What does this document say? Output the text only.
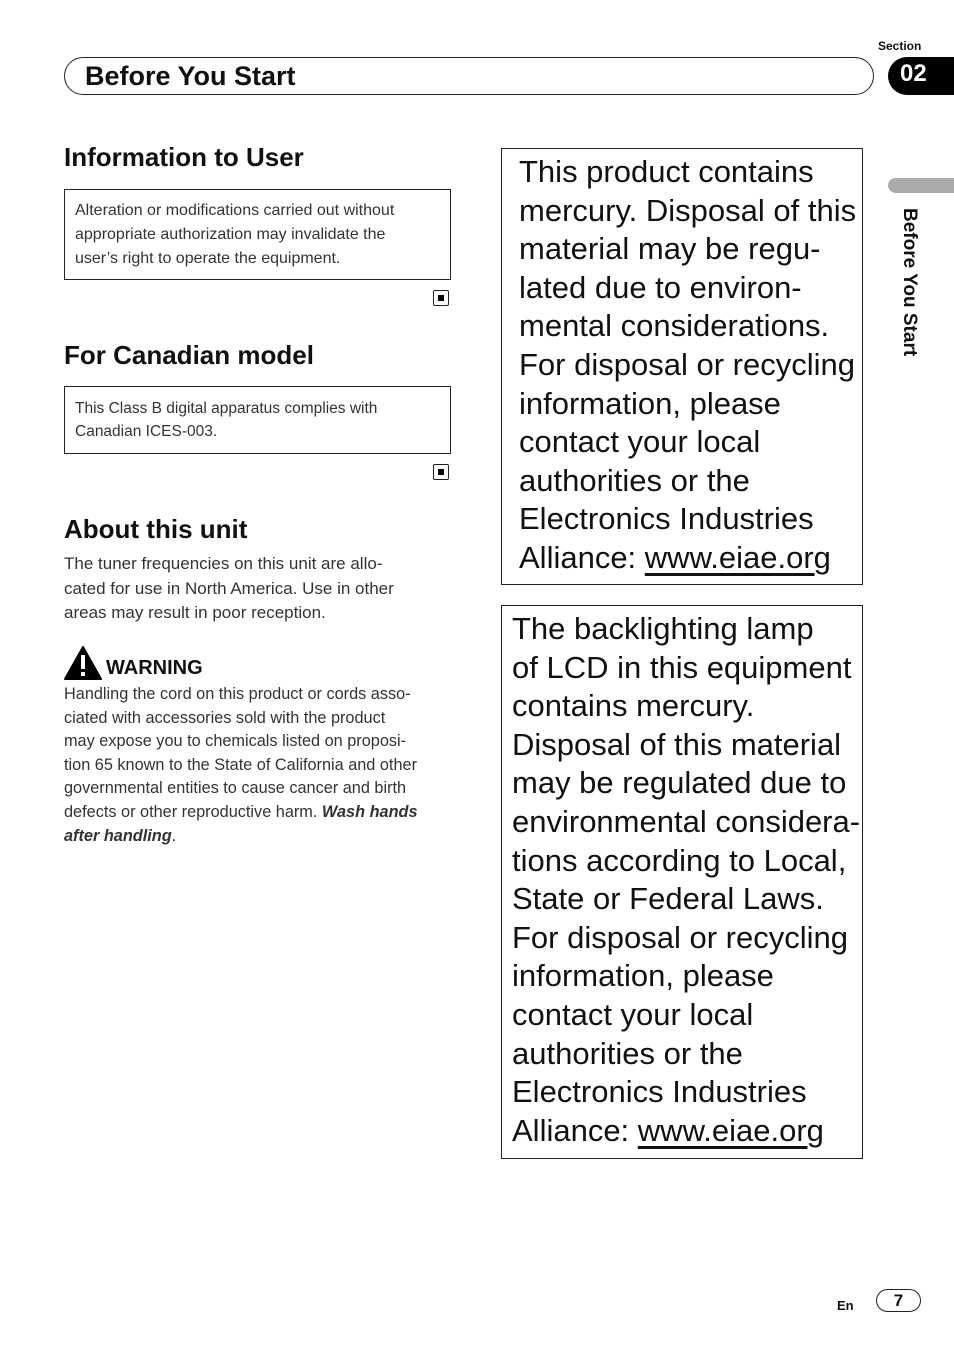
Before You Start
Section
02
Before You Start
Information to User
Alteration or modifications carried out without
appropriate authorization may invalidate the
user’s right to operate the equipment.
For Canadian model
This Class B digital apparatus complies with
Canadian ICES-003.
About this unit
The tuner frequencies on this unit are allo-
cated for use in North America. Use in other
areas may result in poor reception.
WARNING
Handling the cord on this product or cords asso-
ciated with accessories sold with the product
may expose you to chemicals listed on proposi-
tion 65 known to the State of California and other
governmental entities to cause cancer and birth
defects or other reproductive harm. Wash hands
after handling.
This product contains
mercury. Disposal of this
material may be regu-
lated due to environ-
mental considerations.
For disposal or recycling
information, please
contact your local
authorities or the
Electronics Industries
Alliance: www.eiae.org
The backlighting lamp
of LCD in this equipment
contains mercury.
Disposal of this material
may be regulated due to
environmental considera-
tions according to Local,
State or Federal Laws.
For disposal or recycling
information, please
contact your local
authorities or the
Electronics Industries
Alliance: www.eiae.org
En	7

•••••

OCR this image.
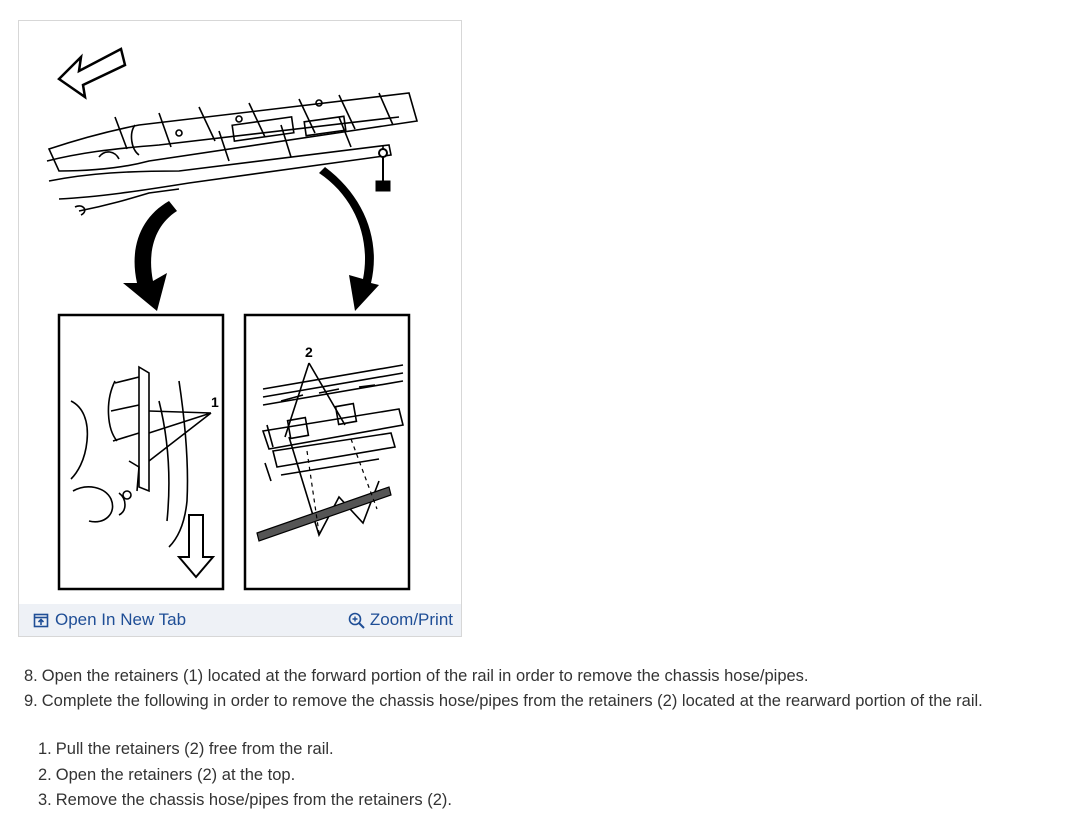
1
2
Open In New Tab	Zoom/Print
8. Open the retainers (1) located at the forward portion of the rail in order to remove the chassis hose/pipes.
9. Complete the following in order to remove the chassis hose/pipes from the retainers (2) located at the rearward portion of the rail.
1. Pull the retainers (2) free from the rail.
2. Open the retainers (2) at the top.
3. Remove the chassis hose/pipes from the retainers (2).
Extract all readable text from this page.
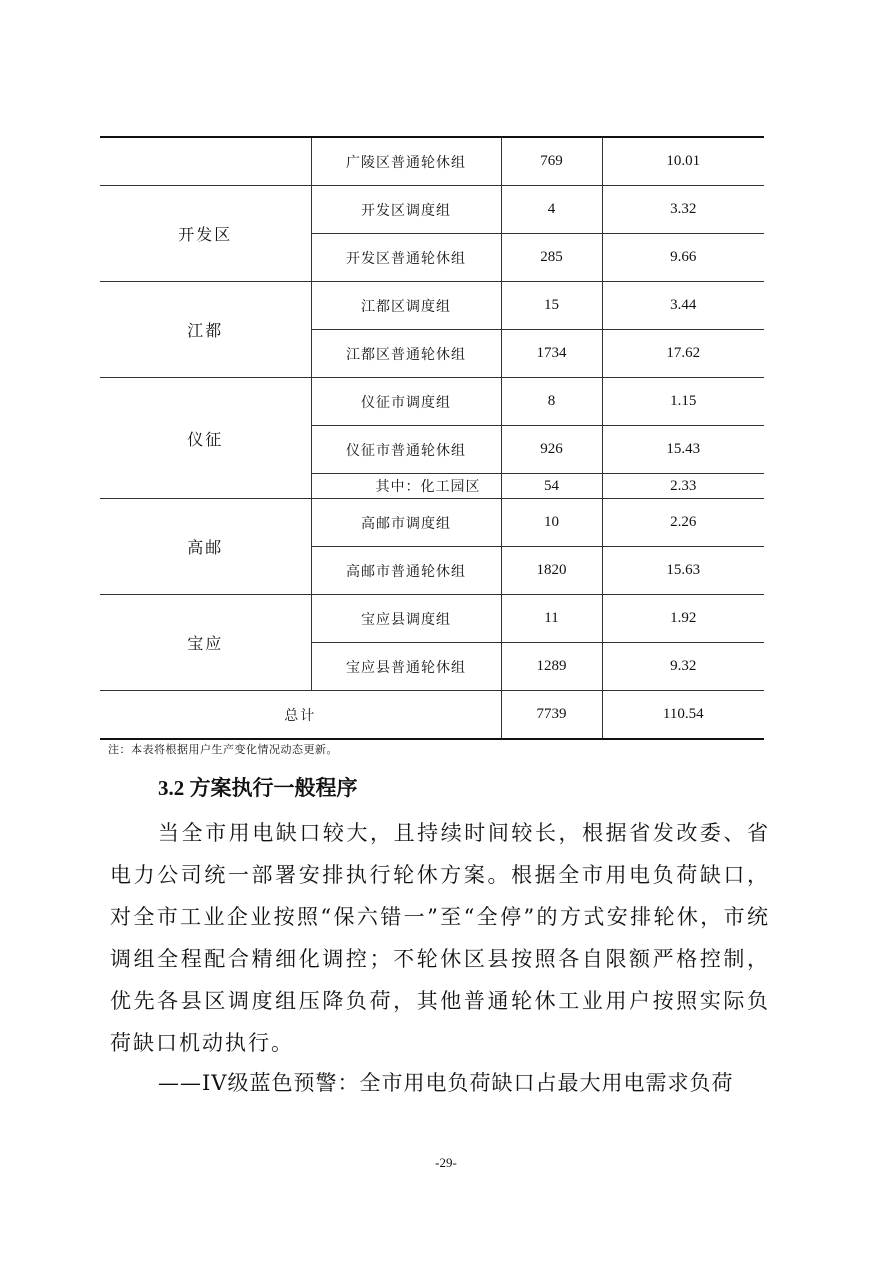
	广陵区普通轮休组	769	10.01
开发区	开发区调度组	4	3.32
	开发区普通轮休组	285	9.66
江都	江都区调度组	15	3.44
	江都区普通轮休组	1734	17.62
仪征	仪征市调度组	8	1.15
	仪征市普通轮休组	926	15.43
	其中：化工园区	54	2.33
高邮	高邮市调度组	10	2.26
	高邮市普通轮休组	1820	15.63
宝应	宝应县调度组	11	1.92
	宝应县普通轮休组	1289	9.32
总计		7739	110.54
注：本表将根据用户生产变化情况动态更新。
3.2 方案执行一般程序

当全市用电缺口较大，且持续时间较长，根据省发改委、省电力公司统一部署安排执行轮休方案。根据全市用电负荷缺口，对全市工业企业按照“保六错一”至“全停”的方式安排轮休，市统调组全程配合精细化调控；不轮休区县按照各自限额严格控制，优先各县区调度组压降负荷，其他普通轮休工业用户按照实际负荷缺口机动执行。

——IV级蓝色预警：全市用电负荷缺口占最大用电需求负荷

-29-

•••••

In the entries above, some lines may contain the string "State"; report how many, without additional comment.

2